Instructions to follow →
Find each line holding the word "mające" and give the number of such lines, nothing else.
────────────────────────────────────────
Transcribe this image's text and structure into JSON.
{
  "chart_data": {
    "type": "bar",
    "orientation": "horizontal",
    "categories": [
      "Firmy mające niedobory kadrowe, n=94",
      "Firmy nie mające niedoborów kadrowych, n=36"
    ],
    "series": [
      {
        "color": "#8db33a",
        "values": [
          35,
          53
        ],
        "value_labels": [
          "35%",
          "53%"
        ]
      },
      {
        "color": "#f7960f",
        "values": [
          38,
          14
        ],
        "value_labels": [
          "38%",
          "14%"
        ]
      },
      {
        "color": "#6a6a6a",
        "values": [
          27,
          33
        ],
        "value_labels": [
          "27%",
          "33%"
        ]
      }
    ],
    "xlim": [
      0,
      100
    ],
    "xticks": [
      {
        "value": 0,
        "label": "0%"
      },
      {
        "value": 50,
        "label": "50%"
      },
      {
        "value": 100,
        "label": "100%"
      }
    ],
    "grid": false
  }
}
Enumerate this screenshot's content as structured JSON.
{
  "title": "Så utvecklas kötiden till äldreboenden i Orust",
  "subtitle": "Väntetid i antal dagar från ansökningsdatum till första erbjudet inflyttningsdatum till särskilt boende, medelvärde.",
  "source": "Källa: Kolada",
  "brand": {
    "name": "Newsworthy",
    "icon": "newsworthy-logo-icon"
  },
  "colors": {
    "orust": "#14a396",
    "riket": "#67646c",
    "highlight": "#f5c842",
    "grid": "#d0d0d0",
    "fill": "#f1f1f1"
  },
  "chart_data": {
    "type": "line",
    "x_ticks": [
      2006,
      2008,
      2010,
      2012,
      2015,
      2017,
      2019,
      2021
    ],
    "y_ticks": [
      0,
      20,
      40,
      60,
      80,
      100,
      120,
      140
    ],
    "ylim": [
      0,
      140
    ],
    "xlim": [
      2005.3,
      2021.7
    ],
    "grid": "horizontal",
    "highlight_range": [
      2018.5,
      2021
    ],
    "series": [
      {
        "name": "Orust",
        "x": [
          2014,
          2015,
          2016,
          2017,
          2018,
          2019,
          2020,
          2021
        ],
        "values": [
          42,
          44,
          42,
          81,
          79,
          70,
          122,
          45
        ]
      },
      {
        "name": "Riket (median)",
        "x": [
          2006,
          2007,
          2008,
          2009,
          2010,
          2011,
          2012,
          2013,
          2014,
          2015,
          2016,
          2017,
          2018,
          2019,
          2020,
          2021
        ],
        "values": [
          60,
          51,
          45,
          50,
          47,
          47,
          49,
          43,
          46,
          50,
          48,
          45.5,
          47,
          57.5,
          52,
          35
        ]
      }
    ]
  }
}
────────────────────────────────────────
Answer to this exercise →
2